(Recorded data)
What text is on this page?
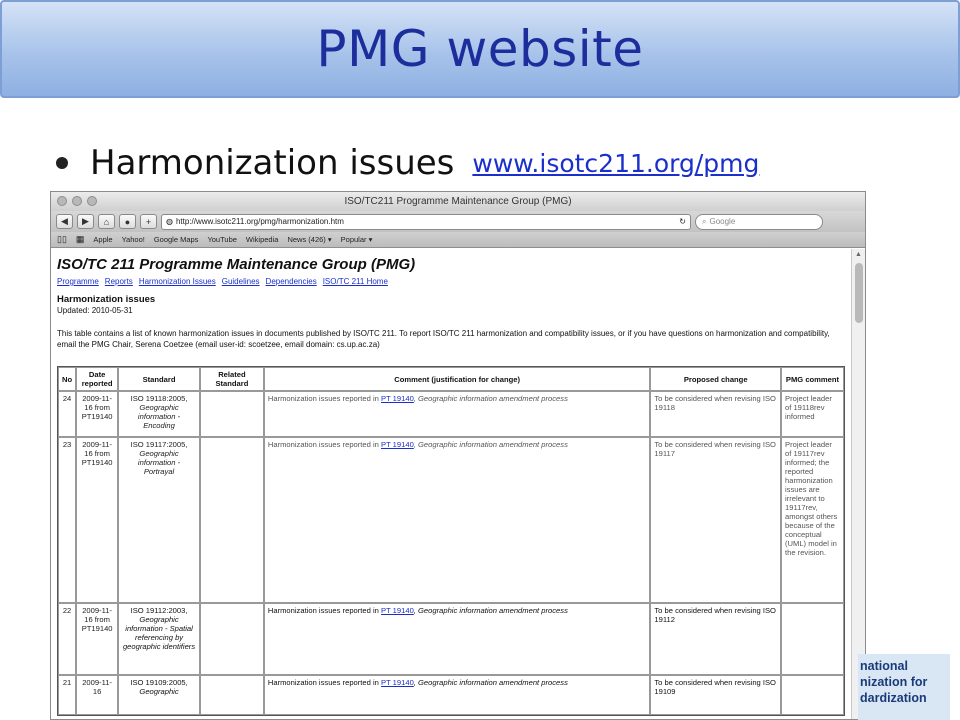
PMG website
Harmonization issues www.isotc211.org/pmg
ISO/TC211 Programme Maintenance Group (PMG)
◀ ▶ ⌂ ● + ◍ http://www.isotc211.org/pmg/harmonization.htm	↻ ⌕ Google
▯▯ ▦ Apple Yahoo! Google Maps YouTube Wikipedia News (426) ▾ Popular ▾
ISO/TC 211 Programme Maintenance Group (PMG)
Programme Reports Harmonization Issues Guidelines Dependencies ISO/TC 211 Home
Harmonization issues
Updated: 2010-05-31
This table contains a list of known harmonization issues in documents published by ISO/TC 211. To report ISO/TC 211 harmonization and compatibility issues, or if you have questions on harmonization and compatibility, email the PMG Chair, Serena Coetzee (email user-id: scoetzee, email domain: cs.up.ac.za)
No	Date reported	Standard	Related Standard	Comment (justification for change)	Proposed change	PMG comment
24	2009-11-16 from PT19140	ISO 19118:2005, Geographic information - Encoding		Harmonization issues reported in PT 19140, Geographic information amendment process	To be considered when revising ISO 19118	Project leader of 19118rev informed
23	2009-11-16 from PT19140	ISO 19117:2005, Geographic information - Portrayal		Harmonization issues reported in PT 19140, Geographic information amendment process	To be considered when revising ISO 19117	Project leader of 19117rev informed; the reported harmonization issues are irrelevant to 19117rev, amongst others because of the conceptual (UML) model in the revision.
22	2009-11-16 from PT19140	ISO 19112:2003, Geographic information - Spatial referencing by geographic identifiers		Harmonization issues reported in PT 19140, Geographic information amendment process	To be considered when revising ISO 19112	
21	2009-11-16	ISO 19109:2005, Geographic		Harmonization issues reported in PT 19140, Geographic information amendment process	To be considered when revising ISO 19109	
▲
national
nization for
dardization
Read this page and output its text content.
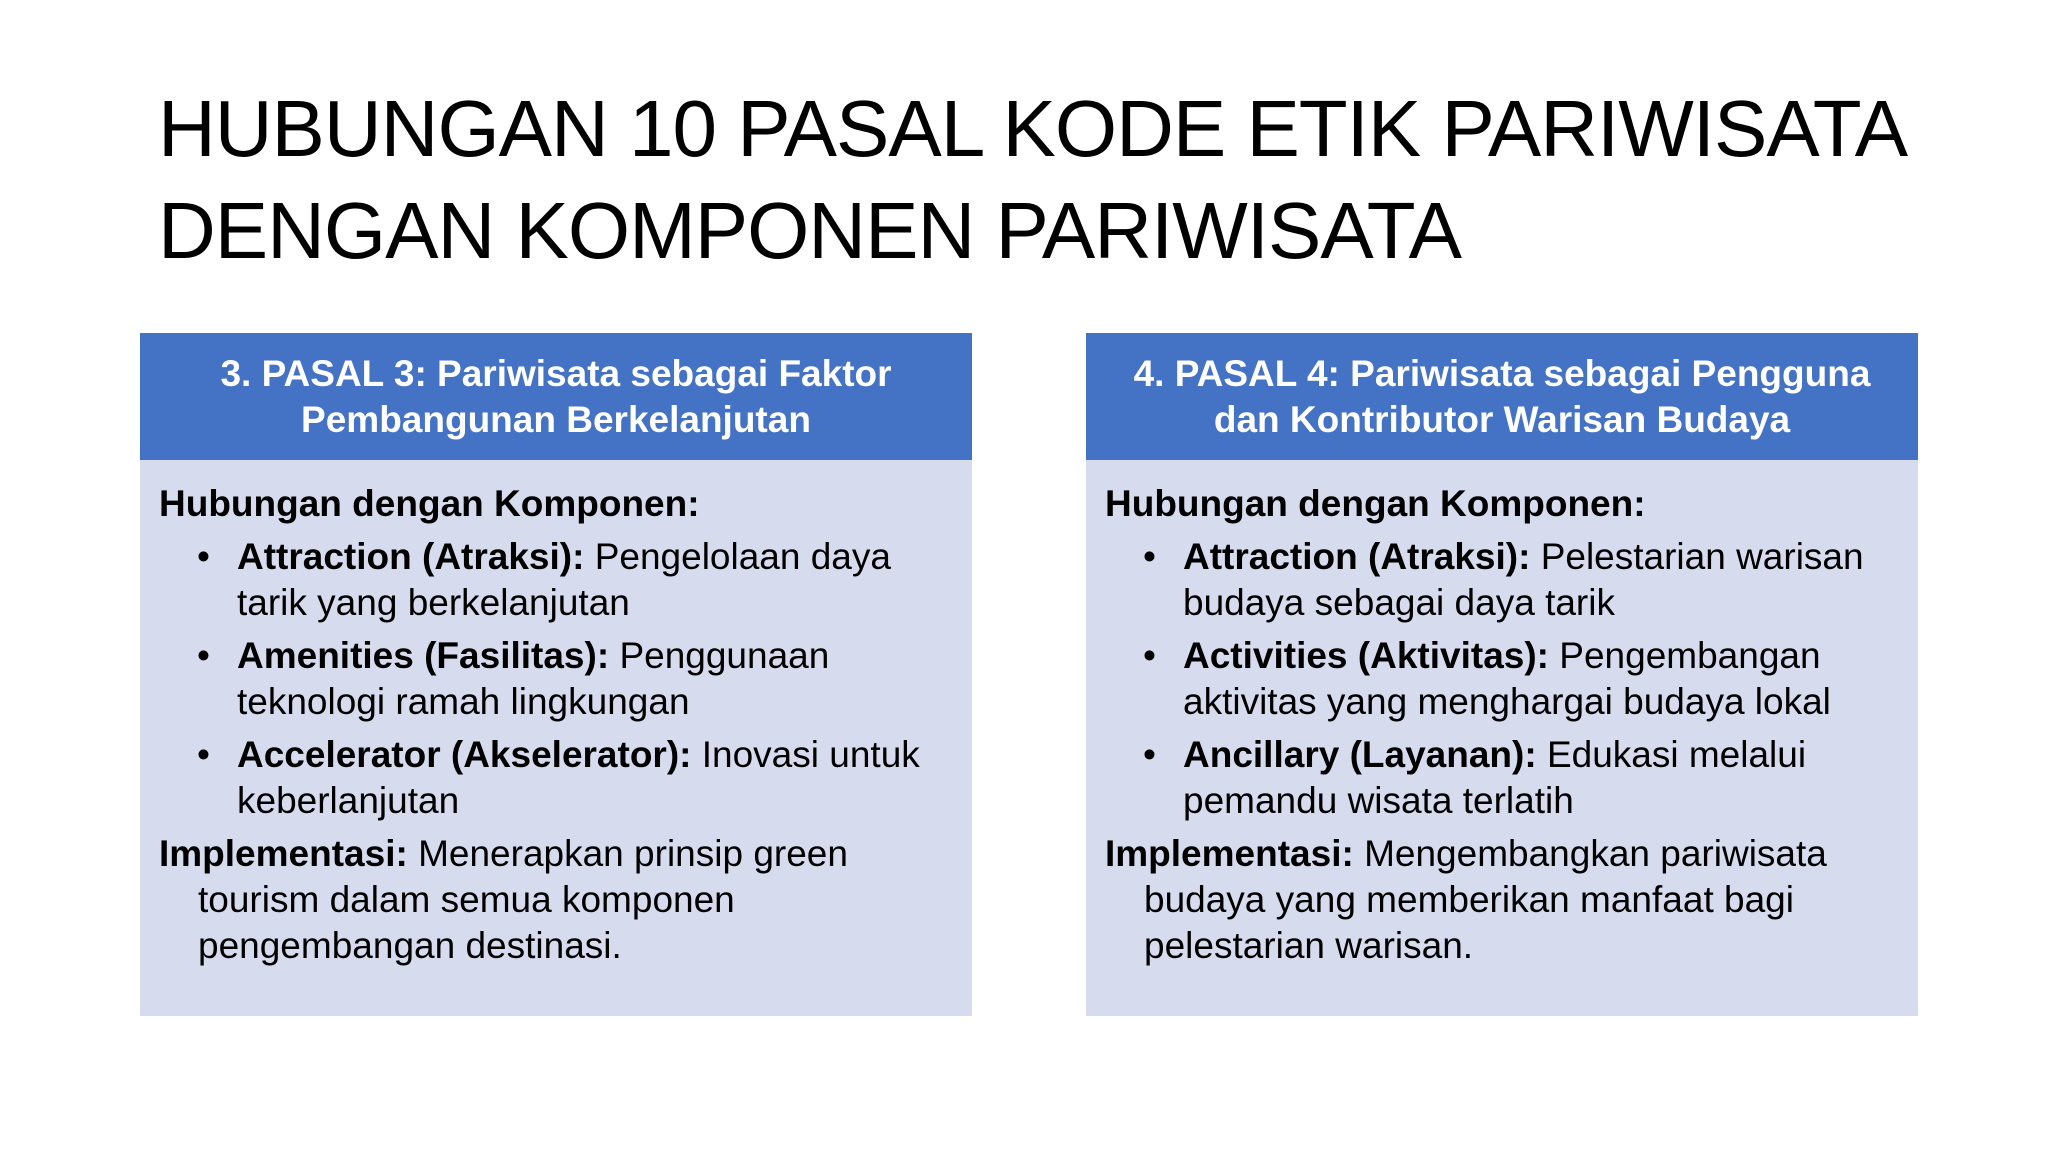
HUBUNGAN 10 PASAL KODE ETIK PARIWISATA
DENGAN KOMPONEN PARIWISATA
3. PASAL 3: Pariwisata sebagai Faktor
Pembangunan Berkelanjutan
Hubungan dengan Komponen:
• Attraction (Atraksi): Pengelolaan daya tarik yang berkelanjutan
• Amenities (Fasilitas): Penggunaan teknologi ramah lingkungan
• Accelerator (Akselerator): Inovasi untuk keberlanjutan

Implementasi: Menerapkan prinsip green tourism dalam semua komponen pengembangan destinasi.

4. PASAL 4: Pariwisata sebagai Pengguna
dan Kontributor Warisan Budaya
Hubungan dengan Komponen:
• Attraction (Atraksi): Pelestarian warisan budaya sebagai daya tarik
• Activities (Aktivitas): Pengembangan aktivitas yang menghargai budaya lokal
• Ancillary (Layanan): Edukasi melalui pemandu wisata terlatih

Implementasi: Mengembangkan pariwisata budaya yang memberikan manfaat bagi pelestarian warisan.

### WHAT THIS TASK INVOLVES
Transcribe every entry word for word, but skip the pictures.

### TASK RESULT
What text is on this page?
PMG website
Harmonization issues www.isotc211.org/pmg
ISO/TC211 Programme Maintenance Group (PMG)
◀ ▶ ⌂ ● + ◍ http://www.isotc211.org/pmg/harmonization.htm	↻ ⌕ Google
▯▯ ▦ Apple Yahoo! Google Maps YouTube Wikipedia News (426) ▾ Popular ▾
ISO/TC 211 Programme Maintenance Group (PMG)
Programme Reports Harmonization Issues Guidelines Dependencies ISO/TC 211 Home
Harmonization issues
Updated: 2010-05-31
This table contains a list of known harmonization issues in documents published by ISO/TC 211. To report ISO/TC 211 harmonization and compatibility issues, or if you have questions on harmonization and compatibility, email the PMG Chair, Serena Coetzee (email user-id: scoetzee, email domain: cs.up.ac.za)
No	Date reported	Standard	Related Standard	Comment (justification for change)	Proposed change	PMG comment
24	2009-11-16 from PT19140	ISO 19118:2005, Geographic information - Encoding		Harmonization issues reported in PT 19140, Geographic information amendment process	To be considered when revising ISO 19118	Project leader of 19118rev informed
23	2009-11-16 from PT19140	ISO 19117:2005, Geographic information - Portrayal		Harmonization issues reported in PT 19140, Geographic information amendment process	To be considered when revising ISO 19117	Project leader of 19117rev informed; the reported harmonization issues are irrelevant to 19117rev, amongst others because of the conceptual (UML) model in the revision.
22	2009-11-16 from PT19140	ISO 19112:2003, Geographic information - Spatial referencing by geographic identifiers		Harmonization issues reported in PT 19140, Geographic information amendment process	To be considered when revising ISO 19112	
21	2009-11-16	ISO 19109:2005, Geographic		Harmonization issues reported in PT 19140, Geographic information amendment process	To be considered when revising ISO 19109	
▲
national
nization for
dardization
Read this page and output its text content.
HUBUNGAN 10 PASAL KODE ETIK PARIWISATA
DENGAN KOMPONEN PARIWISATA
3. PASAL 3: Pariwisata sebagai Faktor
Pembangunan Berkelanjutan
Hubungan dengan Komponen:
• Attraction (Atraksi): Pengelolaan daya tarik yang berkelanjutan
• Amenities (Fasilitas): Penggunaan teknologi ramah lingkungan
• Accelerator (Akselerator): Inovasi untuk keberlanjutan

Implementasi: Menerapkan prinsip green tourism dalam semua komponen pengembangan destinasi.

4. PASAL 4: Pariwisata sebagai Pengguna
dan Kontributor Warisan Budaya
Hubungan dengan Komponen:
• Attraction (Atraksi): Pelestarian warisan budaya sebagai daya tarik
• Activities (Aktivitas): Pengembangan aktivitas yang menghargai budaya lokal
• Ancillary (Layanan): Edukasi melalui pemandu wisata terlatih

Implementasi: Mengembangkan pariwisata budaya yang memberikan manfaat bagi pelestarian warisan.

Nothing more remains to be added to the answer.